Data records
____________
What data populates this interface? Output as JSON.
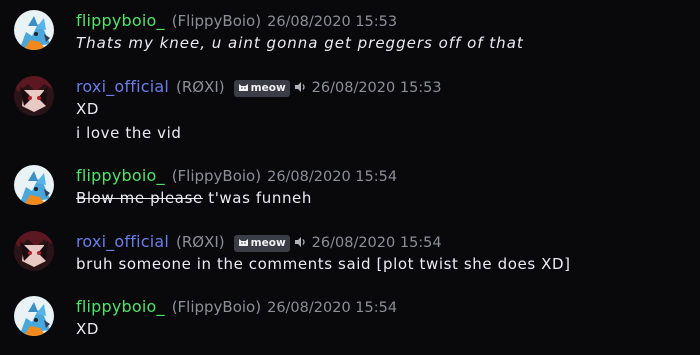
{
  "messages": [
    {
      "username": "flippyboio_",
      "nickname": "(FlippyBoio)",
      "timestamp": "26/08/2020  15:53",
      "lines": [
        "Thats my knee, u aint gonna get preggers off of that"
      ]
    },
    {
      "username": "roxi_official",
      "nickname": "(RØXI)",
      "badge": "meow",
      "timestamp": "26/08/2020  15:53",
      "lines": [
        "XD",
        "i love the vid"
      ]
    },
    {
      "username": "flippyboio_",
      "nickname": "(FlippyBoio)",
      "timestamp": "26/08/2020  15:54",
      "struck_text": "Blow me please",
      "text": " t'was funneh"
    },
    {
      "username": "roxi_official",
      "nickname": "(RØXI)",
      "badge": "meow",
      "timestamp": "26/08/2020  15:54",
      "lines": [
        "bruh someone in the comments said [plot twist she does XD]"
      ]
    },
    {
      "username": "flippyboio_",
      "nickname": "(FlippyBoio)",
      "timestamp": "26/08/2020  15:54",
      "lines": [
        "XD"
      ]
    }
  ],
  "colors": {
    "background": "#09090c",
    "username_flippy": "#4fe36a",
    "username_roxi": "#6b7de8",
    "meta_text": "#8d8f96",
    "badge_bg": "#3a3d45"
  },
  "icons": {
    "flippy_avatar": "blue-fox-avatar-icon",
    "roxi_avatar": "dark-anime-avatar-icon",
    "badge": "cat-face-icon",
    "speaker": "speaker-icon"
  }
}
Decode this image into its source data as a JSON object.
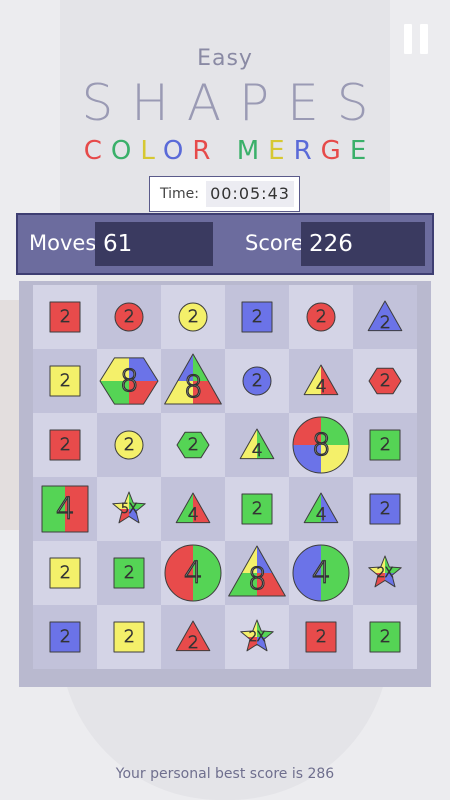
{
  "header": {
    "difficulty": "Easy",
    "title_word": "SHAPES",
    "subtitle_letters": [
      {
        "ch": "C",
        "color": "#e64a4a"
      },
      {
        "ch": "O",
        "color": "#3ab06a"
      },
      {
        "ch": "L",
        "color": "#d6c832"
      },
      {
        "ch": "O",
        "color": "#5a6ad8"
      },
      {
        "ch": "R",
        "color": "#e64a4a"
      },
      {
        "ch": " ",
        "color": "#ffffff"
      },
      {
        "ch": "M",
        "color": "#3ab06a"
      },
      {
        "ch": "E",
        "color": "#d6c832"
      },
      {
        "ch": "R",
        "color": "#5a6ad8"
      },
      {
        "ch": "G",
        "color": "#e64a4a"
      },
      {
        "ch": "E",
        "color": "#3ab06a"
      }
    ]
  },
  "timer": {
    "label": "Time:",
    "value": "00:05:43"
  },
  "stats": {
    "moves_label": "Moves:",
    "moves": "61",
    "score_label": "Score:",
    "score": "226"
  },
  "footer": {
    "text": "Your personal best score is 286"
  },
  "colors": {
    "red": "#e84b4b",
    "green": "#55d455",
    "yellow": "#f4f06a",
    "blue": "#6b73e8",
    "cell_light": "#d4d4e6",
    "cell_dark": "#c2c2da"
  },
  "board": [
    [
      {
        "shape": "square",
        "colors": [
          "red"
        ],
        "label": "2"
      },
      {
        "shape": "circle",
        "colors": [
          "red"
        ],
        "label": "2"
      },
      {
        "shape": "circle",
        "colors": [
          "yellow"
        ],
        "label": "2"
      },
      {
        "shape": "square",
        "colors": [
          "blue"
        ],
        "label": "2"
      },
      {
        "shape": "circle",
        "colors": [
          "red"
        ],
        "label": "2"
      },
      {
        "shape": "triangle",
        "colors": [
          "blue"
        ],
        "label": "2"
      }
    ],
    [
      {
        "shape": "square",
        "colors": [
          "yellow"
        ],
        "label": "2"
      },
      {
        "shape": "hexagon",
        "colors": [
          "yellow",
          "blue",
          "red",
          "green"
        ],
        "label": "8",
        "big": true
      },
      {
        "shape": "triangle",
        "colors": [
          "blue",
          "green",
          "red",
          "yellow"
        ],
        "label": "8",
        "big": true
      },
      {
        "shape": "circle",
        "colors": [
          "blue"
        ],
        "label": "2"
      },
      {
        "shape": "triangle",
        "colors": [
          "yellow",
          "red"
        ],
        "label": "4"
      },
      {
        "shape": "hexagon",
        "colors": [
          "red"
        ],
        "label": "2"
      }
    ],
    [
      {
        "shape": "square",
        "colors": [
          "red"
        ],
        "label": "2"
      },
      {
        "shape": "circle",
        "colors": [
          "yellow"
        ],
        "label": "2"
      },
      {
        "shape": "hexagon",
        "colors": [
          "green"
        ],
        "label": "2"
      },
      {
        "shape": "triangle",
        "colors": [
          "yellow",
          "green"
        ],
        "label": "4"
      },
      {
        "shape": "circle",
        "colors": [
          "red",
          "green",
          "yellow",
          "blue"
        ],
        "label": "8",
        "big": true
      },
      {
        "shape": "square",
        "colors": [
          "green"
        ],
        "label": "2"
      }
    ],
    [
      {
        "shape": "square",
        "colors": [
          "green",
          "red"
        ],
        "label": "4",
        "big": true
      },
      {
        "shape": "star",
        "colors": [
          "yellow",
          "green",
          "blue",
          "red"
        ],
        "label": "5X"
      },
      {
        "shape": "triangle",
        "colors": [
          "green",
          "red"
        ],
        "label": "4"
      },
      {
        "shape": "square",
        "colors": [
          "green"
        ],
        "label": "2"
      },
      {
        "shape": "triangle",
        "colors": [
          "green",
          "blue"
        ],
        "label": "4"
      },
      {
        "shape": "square",
        "colors": [
          "blue"
        ],
        "label": "2"
      }
    ],
    [
      {
        "shape": "square",
        "colors": [
          "yellow"
        ],
        "label": "2"
      },
      {
        "shape": "square",
        "colors": [
          "green"
        ],
        "label": "2"
      },
      {
        "shape": "circle",
        "colors": [
          "red",
          "green"
        ],
        "label": "4",
        "big": true
      },
      {
        "shape": "triangle",
        "colors": [
          "yellow",
          "blue",
          "red",
          "green"
        ],
        "label": "8",
        "big": true
      },
      {
        "shape": "circle",
        "colors": [
          "blue",
          "green"
        ],
        "label": "4",
        "big": true
      },
      {
        "shape": "star",
        "colors": [
          "yellow",
          "green",
          "blue",
          "red"
        ],
        "label": "2X"
      }
    ],
    [
      {
        "shape": "square",
        "colors": [
          "blue"
        ],
        "label": "2"
      },
      {
        "shape": "square",
        "colors": [
          "yellow"
        ],
        "label": "2"
      },
      {
        "shape": "triangle",
        "colors": [
          "red"
        ],
        "label": "2"
      },
      {
        "shape": "star",
        "colors": [
          "yellow",
          "green",
          "blue",
          "red"
        ],
        "label": "2X"
      },
      {
        "shape": "square",
        "colors": [
          "red"
        ],
        "label": "2"
      },
      {
        "shape": "square",
        "colors": [
          "green"
        ],
        "label": "2"
      }
    ]
  ]
}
____________
▸ **Requirement**: Every line above should be returned exactly; the pictures stay out.

▸ **Written response**:
What data populates this interface? Output as JSON.
{
  "messages": [
    {
      "username": "flippyboio_",
      "nickname": "(FlippyBoio)",
      "timestamp": "26/08/2020  15:53",
      "lines": [
        "Thats my knee, u aint gonna get preggers off of that"
      ]
    },
    {
      "username": "roxi_official",
      "nickname": "(RØXI)",
      "badge": "meow",
      "timestamp": "26/08/2020  15:53",
      "lines": [
        "XD",
        "i love the vid"
      ]
    },
    {
      "username": "flippyboio_",
      "nickname": "(FlippyBoio)",
      "timestamp": "26/08/2020  15:54",
      "struck_text": "Blow me please",
      "text": " t'was funneh"
    },
    {
      "username": "roxi_official",
      "nickname": "(RØXI)",
      "badge": "meow",
      "timestamp": "26/08/2020  15:54",
      "lines": [
        "bruh someone in the comments said [plot twist she does XD]"
      ]
    },
    {
      "username": "flippyboio_",
      "nickname": "(FlippyBoio)",
      "timestamp": "26/08/2020  15:54",
      "lines": [
        "XD"
      ]
    }
  ],
  "colors": {
    "background": "#09090c",
    "username_flippy": "#4fe36a",
    "username_roxi": "#6b7de8",
    "meta_text": "#8d8f96",
    "badge_bg": "#3a3d45"
  },
  "icons": {
    "flippy_avatar": "blue-fox-avatar-icon",
    "roxi_avatar": "dark-anime-avatar-icon",
    "badge": "cat-face-icon",
    "speaker": "speaker-icon"
  }
}
Decode this image into its source data as a JSON object.
{
  "header": {
    "difficulty": "Easy",
    "title_word": "SHAPES",
    "subtitle_letters": [
      {
        "ch": "C",
        "color": "#e64a4a"
      },
      {
        "ch": "O",
        "color": "#3ab06a"
      },
      {
        "ch": "L",
        "color": "#d6c832"
      },
      {
        "ch": "O",
        "color": "#5a6ad8"
      },
      {
        "ch": "R",
        "color": "#e64a4a"
      },
      {
        "ch": " ",
        "color": "#ffffff"
      },
      {
        "ch": "M",
        "color": "#3ab06a"
      },
      {
        "ch": "E",
        "color": "#d6c832"
      },
      {
        "ch": "R",
        "color": "#5a6ad8"
      },
      {
        "ch": "G",
        "color": "#e64a4a"
      },
      {
        "ch": "E",
        "color": "#3ab06a"
      }
    ]
  },
  "timer": {
    "label": "Time:",
    "value": "00:05:43"
  },
  "stats": {
    "moves_label": "Moves:",
    "moves": "61",
    "score_label": "Score:",
    "score": "226"
  },
  "footer": {
    "text": "Your personal best score is 286"
  },
  "colors": {
    "red": "#e84b4b",
    "green": "#55d455",
    "yellow": "#f4f06a",
    "blue": "#6b73e8",
    "cell_light": "#d4d4e6",
    "cell_dark": "#c2c2da"
  },
  "board": [
    [
      {
        "shape": "square",
        "colors": [
          "red"
        ],
        "label": "2"
      },
      {
        "shape": "circle",
        "colors": [
          "red"
        ],
        "label": "2"
      },
      {
        "shape": "circle",
        "colors": [
          "yellow"
        ],
        "label": "2"
      },
      {
        "shape": "square",
        "colors": [
          "blue"
        ],
        "label": "2"
      },
      {
        "shape": "circle",
        "colors": [
          "red"
        ],
        "label": "2"
      },
      {
        "shape": "triangle",
        "colors": [
          "blue"
        ],
        "label": "2"
      }
    ],
    [
      {
        "shape": "square",
        "colors": [
          "yellow"
        ],
        "label": "2"
      },
      {
        "shape": "hexagon",
        "colors": [
          "yellow",
          "blue",
          "red",
          "green"
        ],
        "label": "8",
        "big": true
      },
      {
        "shape": "triangle",
        "colors": [
          "blue",
          "green",
          "red",
          "yellow"
        ],
        "label": "8",
        "big": true
      },
      {
        "shape": "circle",
        "colors": [
          "blue"
        ],
        "label": "2"
      },
      {
        "shape": "triangle",
        "colors": [
          "yellow",
          "red"
        ],
        "label": "4"
      },
      {
        "shape": "hexagon",
        "colors": [
          "red"
        ],
        "label": "2"
      }
    ],
    [
      {
        "shape": "square",
        "colors": [
          "red"
        ],
        "label": "2"
      },
      {
        "shape": "circle",
        "colors": [
          "yellow"
        ],
        "label": "2"
      },
      {
        "shape": "hexagon",
        "colors": [
          "green"
        ],
        "label": "2"
      },
      {
        "shape": "triangle",
        "colors": [
          "yellow",
          "green"
        ],
        "label": "4"
      },
      {
        "shape": "circle",
        "colors": [
          "red",
          "green",
          "yellow",
          "blue"
        ],
        "label": "8",
        "big": true
      },
      {
        "shape": "square",
        "colors": [
          "green"
        ],
        "label": "2"
      }
    ],
    [
      {
        "shape": "square",
        "colors": [
          "green",
          "red"
        ],
        "label": "4",
        "big": true
      },
      {
        "shape": "star",
        "colors": [
          "yellow",
          "green",
          "blue",
          "red"
        ],
        "label": "5X"
      },
      {
        "shape": "triangle",
        "colors": [
          "green",
          "red"
        ],
        "label": "4"
      },
      {
        "shape": "square",
        "colors": [
          "green"
        ],
        "label": "2"
      },
      {
        "shape": "triangle",
        "colors": [
          "green",
          "blue"
        ],
        "label": "4"
      },
      {
        "shape": "square",
        "colors": [
          "blue"
        ],
        "label": "2"
      }
    ],
    [
      {
        "shape": "square",
        "colors": [
          "yellow"
        ],
        "label": "2"
      },
      {
        "shape": "square",
        "colors": [
          "green"
        ],
        "label": "2"
      },
      {
        "shape": "circle",
        "colors": [
          "red",
          "green"
        ],
        "label": "4",
        "big": true
      },
      {
        "shape": "triangle",
        "colors": [
          "yellow",
          "blue",
          "red",
          "green"
        ],
        "label": "8",
        "big": true
      },
      {
        "shape": "circle",
        "colors": [
          "blue",
          "green"
        ],
        "label": "4",
        "big": true
      },
      {
        "shape": "star",
        "colors": [
          "yellow",
          "green",
          "blue",
          "red"
        ],
        "label": "2X"
      }
    ],
    [
      {
        "shape": "square",
        "colors": [
          "blue"
        ],
        "label": "2"
      },
      {
        "shape": "square",
        "colors": [
          "yellow"
        ],
        "label": "2"
      },
      {
        "shape": "triangle",
        "colors": [
          "red"
        ],
        "label": "2"
      },
      {
        "shape": "star",
        "colors": [
          "yellow",
          "green",
          "blue",
          "red"
        ],
        "label": "2X"
      },
      {
        "shape": "square",
        "colors": [
          "red"
        ],
        "label": "2"
      },
      {
        "shape": "square",
        "colors": [
          "green"
        ],
        "label": "2"
      }
    ]
  ]
}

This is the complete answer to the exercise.